- What is asked -
Below are some records; return each one exactly.

- Material provided -
------------------------------------------------------------------------
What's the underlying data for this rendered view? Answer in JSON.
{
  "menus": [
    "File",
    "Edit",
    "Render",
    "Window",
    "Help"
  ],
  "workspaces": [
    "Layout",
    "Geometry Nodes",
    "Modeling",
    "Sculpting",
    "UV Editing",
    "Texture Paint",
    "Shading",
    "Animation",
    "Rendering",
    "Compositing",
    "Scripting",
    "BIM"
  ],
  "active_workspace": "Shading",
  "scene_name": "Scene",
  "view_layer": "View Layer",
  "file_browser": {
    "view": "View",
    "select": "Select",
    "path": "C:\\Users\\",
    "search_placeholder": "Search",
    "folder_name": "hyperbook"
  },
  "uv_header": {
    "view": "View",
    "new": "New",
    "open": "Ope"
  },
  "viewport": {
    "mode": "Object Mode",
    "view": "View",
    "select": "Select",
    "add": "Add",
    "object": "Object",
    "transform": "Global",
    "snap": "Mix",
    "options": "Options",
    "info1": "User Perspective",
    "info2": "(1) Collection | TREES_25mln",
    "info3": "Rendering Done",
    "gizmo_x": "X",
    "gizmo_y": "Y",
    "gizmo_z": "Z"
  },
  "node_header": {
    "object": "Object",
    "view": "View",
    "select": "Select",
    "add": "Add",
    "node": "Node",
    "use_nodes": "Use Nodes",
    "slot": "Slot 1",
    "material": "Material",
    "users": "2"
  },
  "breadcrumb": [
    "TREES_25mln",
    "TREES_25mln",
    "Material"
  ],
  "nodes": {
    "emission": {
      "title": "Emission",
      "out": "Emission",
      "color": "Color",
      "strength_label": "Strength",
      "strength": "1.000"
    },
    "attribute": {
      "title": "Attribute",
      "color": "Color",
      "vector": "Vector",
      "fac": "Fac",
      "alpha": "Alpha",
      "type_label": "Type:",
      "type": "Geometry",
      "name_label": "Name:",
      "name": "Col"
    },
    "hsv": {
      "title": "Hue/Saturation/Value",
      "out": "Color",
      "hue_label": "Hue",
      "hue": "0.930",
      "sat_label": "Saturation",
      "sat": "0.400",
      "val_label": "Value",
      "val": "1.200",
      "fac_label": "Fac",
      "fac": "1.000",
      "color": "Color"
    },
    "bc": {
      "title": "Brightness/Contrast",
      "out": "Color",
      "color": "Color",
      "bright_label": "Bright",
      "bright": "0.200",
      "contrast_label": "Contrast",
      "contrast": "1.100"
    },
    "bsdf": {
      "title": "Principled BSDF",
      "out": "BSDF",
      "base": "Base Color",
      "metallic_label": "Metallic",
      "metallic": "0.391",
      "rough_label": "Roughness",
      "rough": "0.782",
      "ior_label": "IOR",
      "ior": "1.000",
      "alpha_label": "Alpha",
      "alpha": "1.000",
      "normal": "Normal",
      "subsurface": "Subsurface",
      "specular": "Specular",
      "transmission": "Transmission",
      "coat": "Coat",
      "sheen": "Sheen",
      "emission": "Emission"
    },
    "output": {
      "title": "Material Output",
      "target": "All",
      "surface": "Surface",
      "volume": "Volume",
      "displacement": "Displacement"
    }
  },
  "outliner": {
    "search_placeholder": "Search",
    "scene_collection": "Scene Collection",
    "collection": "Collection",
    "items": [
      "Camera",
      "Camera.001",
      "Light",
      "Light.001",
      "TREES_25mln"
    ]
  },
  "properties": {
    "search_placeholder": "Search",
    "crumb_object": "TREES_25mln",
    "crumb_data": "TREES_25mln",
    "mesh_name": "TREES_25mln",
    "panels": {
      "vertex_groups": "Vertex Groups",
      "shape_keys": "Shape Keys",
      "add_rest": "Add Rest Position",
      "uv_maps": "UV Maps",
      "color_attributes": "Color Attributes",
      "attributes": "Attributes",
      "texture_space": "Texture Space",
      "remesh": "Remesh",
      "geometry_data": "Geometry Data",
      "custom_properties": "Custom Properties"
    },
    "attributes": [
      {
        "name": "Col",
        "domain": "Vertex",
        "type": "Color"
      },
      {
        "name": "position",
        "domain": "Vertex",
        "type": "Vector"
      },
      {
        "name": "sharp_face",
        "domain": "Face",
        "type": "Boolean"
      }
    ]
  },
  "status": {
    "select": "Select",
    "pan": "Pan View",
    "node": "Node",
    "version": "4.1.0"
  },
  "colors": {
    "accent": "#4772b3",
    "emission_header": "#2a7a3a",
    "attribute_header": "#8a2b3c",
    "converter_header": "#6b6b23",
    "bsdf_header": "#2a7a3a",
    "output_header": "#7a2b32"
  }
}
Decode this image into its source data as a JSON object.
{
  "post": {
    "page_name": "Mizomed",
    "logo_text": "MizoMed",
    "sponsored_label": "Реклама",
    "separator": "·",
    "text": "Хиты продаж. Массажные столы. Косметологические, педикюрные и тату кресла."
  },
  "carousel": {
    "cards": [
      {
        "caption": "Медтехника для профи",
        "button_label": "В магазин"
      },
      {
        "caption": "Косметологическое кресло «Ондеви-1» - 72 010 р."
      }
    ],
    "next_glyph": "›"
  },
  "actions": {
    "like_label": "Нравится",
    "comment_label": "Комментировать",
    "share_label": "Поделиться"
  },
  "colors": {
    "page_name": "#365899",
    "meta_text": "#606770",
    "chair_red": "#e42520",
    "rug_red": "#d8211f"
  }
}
------------------------------------------------------------------------
- Answer to the problem -
What's the underlying data for this rendered view? Answer in JSON.
{
  "menus": [
    "File",
    "Edit",
    "Render",
    "Window",
    "Help"
  ],
  "workspaces": [
    "Layout",
    "Geometry Nodes",
    "Modeling",
    "Sculpting",
    "UV Editing",
    "Texture Paint",
    "Shading",
    "Animation",
    "Rendering",
    "Compositing",
    "Scripting",
    "BIM"
  ],
  "active_workspace": "Shading",
  "scene_name": "Scene",
  "view_layer": "View Layer",
  "file_browser": {
    "view": "View",
    "select": "Select",
    "path": "C:\\Users\\",
    "search_placeholder": "Search",
    "folder_name": "hyperbook"
  },
  "uv_header": {
    "view": "View",
    "new": "New",
    "open": "Ope"
  },
  "viewport": {
    "mode": "Object Mode",
    "view": "View",
    "select": "Select",
    "add": "Add",
    "object": "Object",
    "transform": "Global",
    "snap": "Mix",
    "options": "Options",
    "info1": "User Perspective",
    "info2": "(1) Collection | TREES_25mln",
    "info3": "Rendering Done",
    "gizmo_x": "X",
    "gizmo_y": "Y",
    "gizmo_z": "Z"
  },
  "node_header": {
    "object": "Object",
    "view": "View",
    "select": "Select",
    "add": "Add",
    "node": "Node",
    "use_nodes": "Use Nodes",
    "slot": "Slot 1",
    "material": "Material",
    "users": "2"
  },
  "breadcrumb": [
    "TREES_25mln",
    "TREES_25mln",
    "Material"
  ],
  "nodes": {
    "emission": {
      "title": "Emission",
      "out": "Emission",
      "color": "Color",
      "strength_label": "Strength",
      "strength": "1.000"
    },
    "attribute": {
      "title": "Attribute",
      "color": "Color",
      "vector": "Vector",
      "fac": "Fac",
      "alpha": "Alpha",
      "type_label": "Type:",
      "type": "Geometry",
      "name_label": "Name:",
      "name": "Col"
    },
    "hsv": {
      "title": "Hue/Saturation/Value",
      "out": "Color",
      "hue_label": "Hue",
      "hue": "0.930",
      "sat_label": "Saturation",
      "sat": "0.400",
      "val_label": "Value",
      "val": "1.200",
      "fac_label": "Fac",
      "fac": "1.000",
      "color": "Color"
    },
    "bc": {
      "title": "Brightness/Contrast",
      "out": "Color",
      "color": "Color",
      "bright_label": "Bright",
      "bright": "0.200",
      "contrast_label": "Contrast",
      "contrast": "1.100"
    },
    "bsdf": {
      "title": "Principled BSDF",
      "out": "BSDF",
      "base": "Base Color",
      "metallic_label": "Metallic",
      "metallic": "0.391",
      "rough_label": "Roughness",
      "rough": "0.782",
      "ior_label": "IOR",
      "ior": "1.000",
      "alpha_label": "Alpha",
      "alpha": "1.000",
      "normal": "Normal",
      "subsurface": "Subsurface",
      "specular": "Specular",
      "transmission": "Transmission",
      "coat": "Coat",
      "sheen": "Sheen",
      "emission": "Emission"
    },
    "output": {
      "title": "Material Output",
      "target": "All",
      "surface": "Surface",
      "volume": "Volume",
      "displacement": "Displacement"
    }
  },
  "outliner": {
    "search_placeholder": "Search",
    "scene_collection": "Scene Collection",
    "collection": "Collection",
    "items": [
      "Camera",
      "Camera.001",
      "Light",
      "Light.001",
      "TREES_25mln"
    ]
  },
  "properties": {
    "search_placeholder": "Search",
    "crumb_object": "TREES_25mln",
    "crumb_data": "TREES_25mln",
    "mesh_name": "TREES_25mln",
    "panels": {
      "vertex_groups": "Vertex Groups",
      "shape_keys": "Shape Keys",
      "add_rest": "Add Rest Position",
      "uv_maps": "UV Maps",
      "color_attributes": "Color Attributes",
      "attributes": "Attributes",
      "texture_space": "Texture Space",
      "remesh": "Remesh",
      "geometry_data": "Geometry Data",
      "custom_properties": "Custom Properties"
    },
    "attributes": [
      {
        "name": "Col",
        "domain": "Vertex",
        "type": "Color"
      },
      {
        "name": "position",
        "domain": "Vertex",
        "type": "Vector"
      },
      {
        "name": "sharp_face",
        "domain": "Face",
        "type": "Boolean"
      }
    ]
  },
  "status": {
    "select": "Select",
    "pan": "Pan View",
    "node": "Node",
    "version": "4.1.0"
  },
  "colors": {
    "accent": "#4772b3",
    "emission_header": "#2a7a3a",
    "attribute_header": "#8a2b3c",
    "converter_header": "#6b6b23",
    "bsdf_header": "#2a7a3a",
    "output_header": "#7a2b32"
  }
}
Decode this image into its source data as a JSON object.
{
  "post": {
    "page_name": "Mizomed",
    "logo_text": "MizoMed",
    "sponsored_label": "Реклама",
    "separator": "·",
    "text": "Хиты продаж. Массажные столы. Косметологические, педикюрные и тату кресла."
  },
  "carousel": {
    "cards": [
      {
        "caption": "Медтехника для профи",
        "button_label": "В магазин"
      },
      {
        "caption": "Косметологическое кресло «Ондеви-1» - 72 010 р."
      }
    ],
    "next_glyph": "›"
  },
  "actions": {
    "like_label": "Нравится",
    "comment_label": "Комментировать",
    "share_label": "Поделиться"
  },
  "colors": {
    "page_name": "#365899",
    "meta_text": "#606770",
    "chair_red": "#e42520",
    "rug_red": "#d8211f"
  }
}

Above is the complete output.